## Records excerpted from a collection:
§
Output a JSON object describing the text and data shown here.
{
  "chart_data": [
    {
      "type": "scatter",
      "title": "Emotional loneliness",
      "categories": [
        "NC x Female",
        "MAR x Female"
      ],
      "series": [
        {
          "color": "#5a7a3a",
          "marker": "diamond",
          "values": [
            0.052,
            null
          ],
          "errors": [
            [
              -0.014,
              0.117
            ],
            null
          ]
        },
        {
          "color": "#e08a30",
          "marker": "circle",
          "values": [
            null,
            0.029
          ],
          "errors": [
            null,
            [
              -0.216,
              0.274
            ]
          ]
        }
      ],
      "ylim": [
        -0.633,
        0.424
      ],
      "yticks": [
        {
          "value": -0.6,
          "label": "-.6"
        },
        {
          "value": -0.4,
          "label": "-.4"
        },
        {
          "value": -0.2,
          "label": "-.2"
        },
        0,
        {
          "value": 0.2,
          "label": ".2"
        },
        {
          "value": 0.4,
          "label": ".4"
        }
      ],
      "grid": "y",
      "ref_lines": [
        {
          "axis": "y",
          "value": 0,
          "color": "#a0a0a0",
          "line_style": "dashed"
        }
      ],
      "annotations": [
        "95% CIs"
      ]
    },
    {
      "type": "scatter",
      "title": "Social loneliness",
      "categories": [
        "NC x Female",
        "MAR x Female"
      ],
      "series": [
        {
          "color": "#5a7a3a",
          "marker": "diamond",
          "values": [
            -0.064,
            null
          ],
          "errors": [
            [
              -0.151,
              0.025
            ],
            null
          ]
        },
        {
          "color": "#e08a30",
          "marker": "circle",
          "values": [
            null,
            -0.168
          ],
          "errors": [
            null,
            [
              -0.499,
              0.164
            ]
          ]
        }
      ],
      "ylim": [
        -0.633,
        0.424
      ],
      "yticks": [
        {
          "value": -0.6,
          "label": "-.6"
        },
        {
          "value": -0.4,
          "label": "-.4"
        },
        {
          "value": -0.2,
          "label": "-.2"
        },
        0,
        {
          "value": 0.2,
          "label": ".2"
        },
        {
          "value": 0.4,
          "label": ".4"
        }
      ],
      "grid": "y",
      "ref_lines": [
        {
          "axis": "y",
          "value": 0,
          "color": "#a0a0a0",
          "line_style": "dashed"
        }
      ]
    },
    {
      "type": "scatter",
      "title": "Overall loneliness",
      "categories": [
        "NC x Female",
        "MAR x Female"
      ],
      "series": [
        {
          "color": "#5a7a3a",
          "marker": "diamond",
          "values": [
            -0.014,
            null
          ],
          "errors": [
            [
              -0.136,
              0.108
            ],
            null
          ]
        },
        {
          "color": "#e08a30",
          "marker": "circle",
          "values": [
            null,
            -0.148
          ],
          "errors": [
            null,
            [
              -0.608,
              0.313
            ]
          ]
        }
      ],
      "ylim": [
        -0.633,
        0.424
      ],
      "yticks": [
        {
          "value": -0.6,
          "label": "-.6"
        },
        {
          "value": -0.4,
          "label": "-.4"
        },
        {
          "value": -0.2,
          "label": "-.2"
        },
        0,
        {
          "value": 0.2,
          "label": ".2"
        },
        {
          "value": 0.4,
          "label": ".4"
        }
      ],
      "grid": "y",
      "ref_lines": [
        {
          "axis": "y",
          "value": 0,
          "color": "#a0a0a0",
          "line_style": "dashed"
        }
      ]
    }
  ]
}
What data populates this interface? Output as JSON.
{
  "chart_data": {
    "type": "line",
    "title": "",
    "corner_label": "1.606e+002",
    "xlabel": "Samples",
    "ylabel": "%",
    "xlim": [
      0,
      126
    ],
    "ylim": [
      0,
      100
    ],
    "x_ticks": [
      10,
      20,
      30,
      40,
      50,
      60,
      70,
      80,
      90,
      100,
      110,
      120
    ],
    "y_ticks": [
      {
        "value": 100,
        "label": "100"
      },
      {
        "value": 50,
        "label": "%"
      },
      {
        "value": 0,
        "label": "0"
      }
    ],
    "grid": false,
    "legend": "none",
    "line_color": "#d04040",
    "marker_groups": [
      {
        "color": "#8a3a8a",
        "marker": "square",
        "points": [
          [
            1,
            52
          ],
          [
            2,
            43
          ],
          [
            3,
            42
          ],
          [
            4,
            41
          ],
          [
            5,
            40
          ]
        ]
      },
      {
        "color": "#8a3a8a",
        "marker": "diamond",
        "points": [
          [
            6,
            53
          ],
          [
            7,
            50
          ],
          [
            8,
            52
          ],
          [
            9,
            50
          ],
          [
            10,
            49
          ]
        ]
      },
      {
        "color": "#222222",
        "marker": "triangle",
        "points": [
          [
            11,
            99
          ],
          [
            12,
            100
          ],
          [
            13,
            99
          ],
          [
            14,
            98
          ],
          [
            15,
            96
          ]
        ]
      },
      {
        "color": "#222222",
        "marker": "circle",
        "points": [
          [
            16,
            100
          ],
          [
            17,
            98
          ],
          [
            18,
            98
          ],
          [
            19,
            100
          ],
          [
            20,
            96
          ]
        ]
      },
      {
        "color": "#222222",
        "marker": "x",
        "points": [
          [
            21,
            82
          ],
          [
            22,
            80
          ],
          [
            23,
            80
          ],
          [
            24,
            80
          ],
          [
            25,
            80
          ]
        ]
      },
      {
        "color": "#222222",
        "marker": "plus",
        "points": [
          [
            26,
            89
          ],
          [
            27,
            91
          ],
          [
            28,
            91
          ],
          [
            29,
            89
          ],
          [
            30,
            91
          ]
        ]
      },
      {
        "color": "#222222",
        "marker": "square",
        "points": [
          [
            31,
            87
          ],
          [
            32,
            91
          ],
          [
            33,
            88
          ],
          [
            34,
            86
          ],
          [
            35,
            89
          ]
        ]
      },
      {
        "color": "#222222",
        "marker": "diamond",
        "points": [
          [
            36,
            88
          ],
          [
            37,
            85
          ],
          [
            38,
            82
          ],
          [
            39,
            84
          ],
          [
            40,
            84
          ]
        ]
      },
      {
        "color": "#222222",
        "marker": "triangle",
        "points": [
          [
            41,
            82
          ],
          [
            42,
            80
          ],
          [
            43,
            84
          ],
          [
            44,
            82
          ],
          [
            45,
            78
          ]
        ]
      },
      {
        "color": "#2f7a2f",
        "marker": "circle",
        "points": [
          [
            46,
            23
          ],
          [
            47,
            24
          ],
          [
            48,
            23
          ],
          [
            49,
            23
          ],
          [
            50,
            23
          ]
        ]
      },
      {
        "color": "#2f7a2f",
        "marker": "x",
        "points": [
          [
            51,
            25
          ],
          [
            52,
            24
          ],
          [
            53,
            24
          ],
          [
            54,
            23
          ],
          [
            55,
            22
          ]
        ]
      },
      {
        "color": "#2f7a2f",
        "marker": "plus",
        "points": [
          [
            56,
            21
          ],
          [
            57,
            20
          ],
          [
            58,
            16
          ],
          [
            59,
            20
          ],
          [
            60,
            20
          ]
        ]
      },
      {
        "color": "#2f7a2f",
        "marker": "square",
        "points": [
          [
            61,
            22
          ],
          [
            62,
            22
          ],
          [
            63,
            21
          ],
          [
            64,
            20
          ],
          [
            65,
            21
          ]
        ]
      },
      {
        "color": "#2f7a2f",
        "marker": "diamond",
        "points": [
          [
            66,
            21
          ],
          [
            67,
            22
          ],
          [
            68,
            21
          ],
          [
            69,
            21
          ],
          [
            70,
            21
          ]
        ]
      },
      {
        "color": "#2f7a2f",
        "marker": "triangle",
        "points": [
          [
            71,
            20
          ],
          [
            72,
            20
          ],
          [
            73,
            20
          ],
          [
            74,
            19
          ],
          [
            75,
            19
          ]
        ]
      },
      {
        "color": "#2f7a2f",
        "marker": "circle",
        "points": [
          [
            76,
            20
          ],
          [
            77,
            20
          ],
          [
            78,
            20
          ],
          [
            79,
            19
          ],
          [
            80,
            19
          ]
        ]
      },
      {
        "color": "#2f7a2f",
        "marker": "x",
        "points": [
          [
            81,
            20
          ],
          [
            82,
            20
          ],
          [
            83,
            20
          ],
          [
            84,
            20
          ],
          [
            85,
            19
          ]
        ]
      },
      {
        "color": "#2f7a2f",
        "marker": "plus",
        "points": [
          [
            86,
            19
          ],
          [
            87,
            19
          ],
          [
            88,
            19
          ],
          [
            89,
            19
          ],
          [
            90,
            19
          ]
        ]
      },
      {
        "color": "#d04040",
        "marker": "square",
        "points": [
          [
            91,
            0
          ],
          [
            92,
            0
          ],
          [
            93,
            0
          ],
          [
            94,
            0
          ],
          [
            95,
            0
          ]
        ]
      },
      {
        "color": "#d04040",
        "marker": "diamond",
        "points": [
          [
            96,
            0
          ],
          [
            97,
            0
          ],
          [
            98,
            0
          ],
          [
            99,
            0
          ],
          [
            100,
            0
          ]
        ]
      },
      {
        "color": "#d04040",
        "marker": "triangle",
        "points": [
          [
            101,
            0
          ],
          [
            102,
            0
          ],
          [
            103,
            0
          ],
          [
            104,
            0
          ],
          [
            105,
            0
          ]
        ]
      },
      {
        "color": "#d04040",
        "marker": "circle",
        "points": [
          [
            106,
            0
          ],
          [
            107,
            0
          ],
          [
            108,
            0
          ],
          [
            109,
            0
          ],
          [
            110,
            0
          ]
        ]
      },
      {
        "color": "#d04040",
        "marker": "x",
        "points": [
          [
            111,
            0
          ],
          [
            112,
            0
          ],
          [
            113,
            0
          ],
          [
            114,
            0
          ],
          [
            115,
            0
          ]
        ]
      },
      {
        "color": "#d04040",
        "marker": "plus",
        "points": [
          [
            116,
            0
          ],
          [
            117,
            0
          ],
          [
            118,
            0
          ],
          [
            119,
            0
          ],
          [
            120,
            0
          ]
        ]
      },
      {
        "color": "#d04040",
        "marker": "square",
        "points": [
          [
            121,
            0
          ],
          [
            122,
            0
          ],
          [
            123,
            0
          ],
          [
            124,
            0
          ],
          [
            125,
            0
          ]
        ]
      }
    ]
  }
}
§
## Work instructions:
Collect every line above that contains the word "loneliness".

## Solution:
      "title": "Emotional loneliness",
      "title": "Social loneliness",
      "title": "Overall loneliness",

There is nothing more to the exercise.